Stored records:

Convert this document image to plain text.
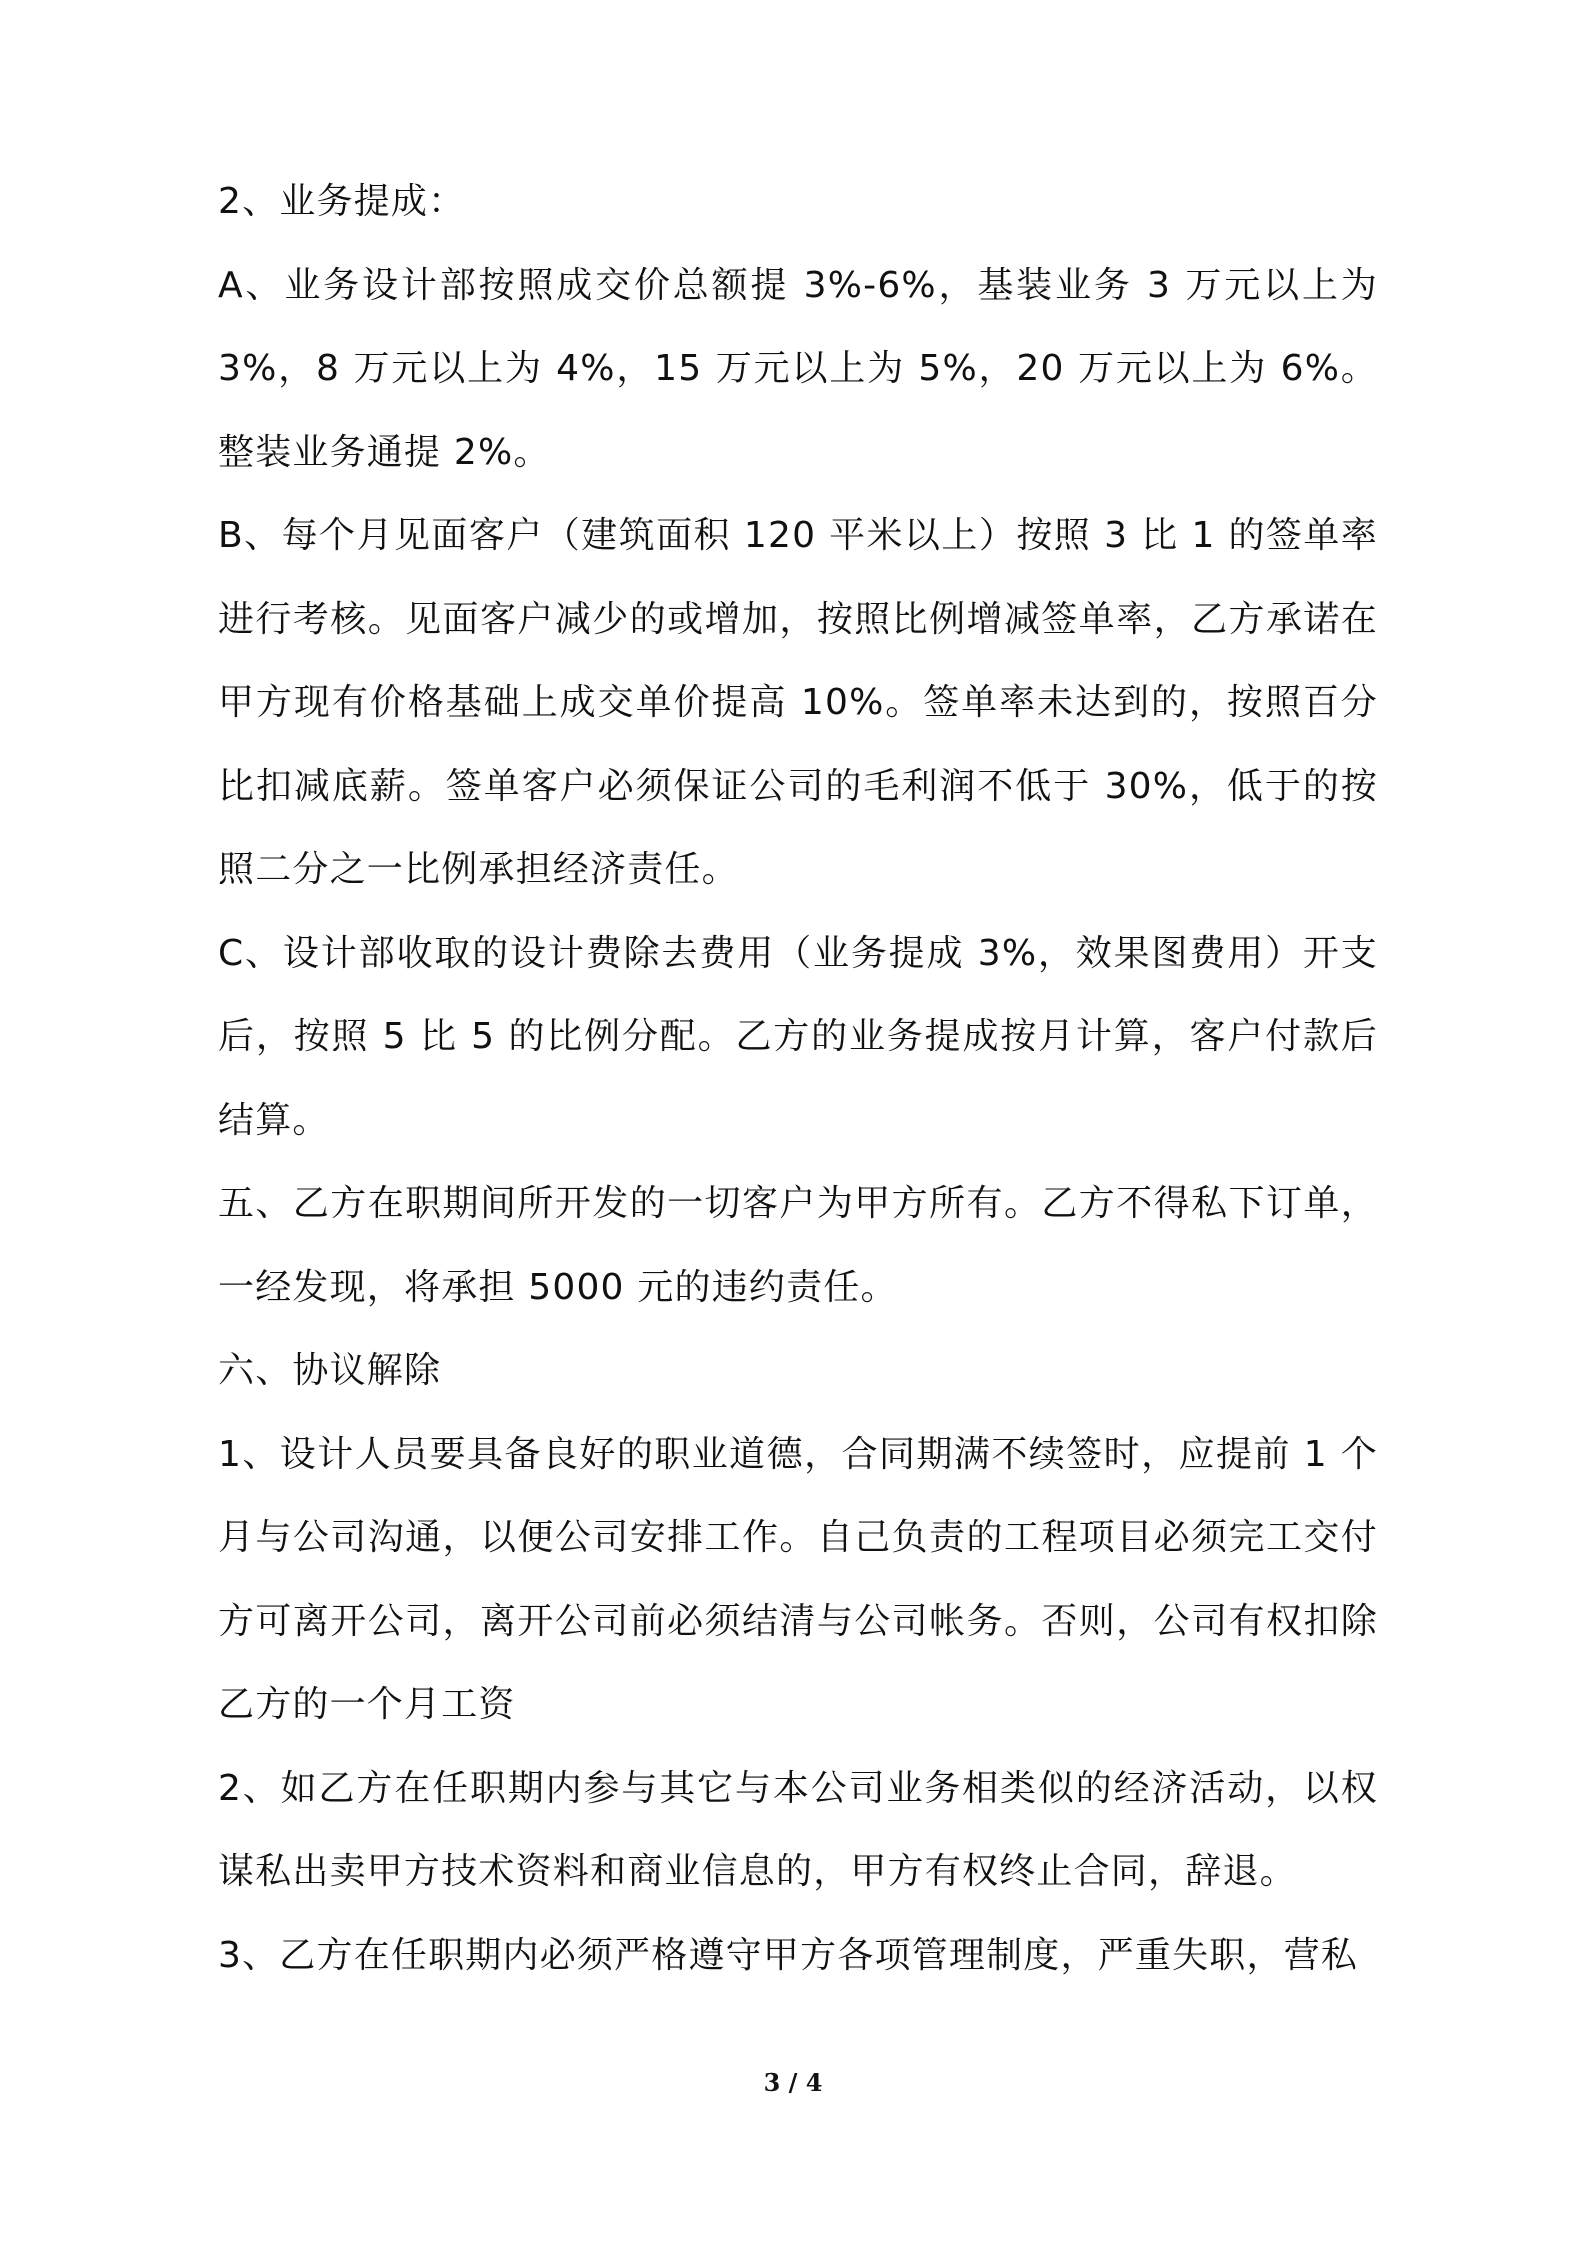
2、业务提成：

A、业务设计部按照成交价总额提 3%-6%，基装业务 3 万元以上为 3%，8 万元以上为 4%，15 万元以上为 5%，20 万元以上为 6%。整装业务通提 2%。

B、每个月见面客户（建筑面积 120 平米以上）按照 3 比 1 的签单率进行考核。见面客户减少的或增加，按照比例增减签单率，乙方承诺在甲方现有价格基础上成交单价提高 10%。签单率未达到的，按照百分比扣减底薪。签单客户必须保证公司的毛利润不低于 30%，低于的按照二分之一比例承担经济责任。

C、设计部收取的设计费除去费用（业务提成 3%，效果图费用）开支后，按照 5 比 5 的比例分配。乙方的业务提成按月计算，客户付款后结算。

五、乙方在职期间所开发的一切客户为甲方所有。乙方不得私下订单，一经发现，将承担 5000 元的违约责任。

六、协议解除

1、设计人员要具备良好的职业道德，合同期满不续签时，应提前 1 个月与公司沟通，以便公司安排工作。自己负责的工程项目必须完工交付方可离开公司，离开公司前必须结清与公司帐务。否则，公司有权扣除乙方的一个月工资

2、如乙方在任职期内参与其它与本公司业务相类似的经济活动，以权谋私出卖甲方技术资料和商业信息的，甲方有权终止合同，辞退。

3、乙方在任职期内必须严格遵守甲方各项管理制度，严重失职，营私

3 / 4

Directive |
Copy the listing word for word, excluding its pictures.

Solution for this problem |
Convert this document image to plain text.
2、业务提成：

A、业务设计部按照成交价总额提 3%-6%，基装业务 3 万元以上为 3%，8 万元以上为 4%，15 万元以上为 5%，20 万元以上为 6%。整装业务通提 2%。

B、每个月见面客户（建筑面积 120 平米以上）按照 3 比 1 的签单率进行考核。见面客户减少的或增加，按照比例增减签单率，乙方承诺在甲方现有价格基础上成交单价提高 10%。签单率未达到的，按照百分比扣减底薪。签单客户必须保证公司的毛利润不低于 30%，低于的按照二分之一比例承担经济责任。

C、设计部收取的设计费除去费用（业务提成 3%，效果图费用）开支后，按照 5 比 5 的比例分配。乙方的业务提成按月计算，客户付款后结算。

五、乙方在职期间所开发的一切客户为甲方所有。乙方不得私下订单，一经发现，将承担 5000 元的违约责任。

六、协议解除

1、设计人员要具备良好的职业道德，合同期满不续签时，应提前 1 个月与公司沟通，以便公司安排工作。自己负责的工程项目必须完工交付方可离开公司，离开公司前必须结清与公司帐务。否则，公司有权扣除乙方的一个月工资

2、如乙方在任职期内参与其它与本公司业务相类似的经济活动，以权谋私出卖甲方技术资料和商业信息的，甲方有权终止合同，辞退。

3、乙方在任职期内必须严格遵守甲方各项管理制度，严重失职，营私

3 / 4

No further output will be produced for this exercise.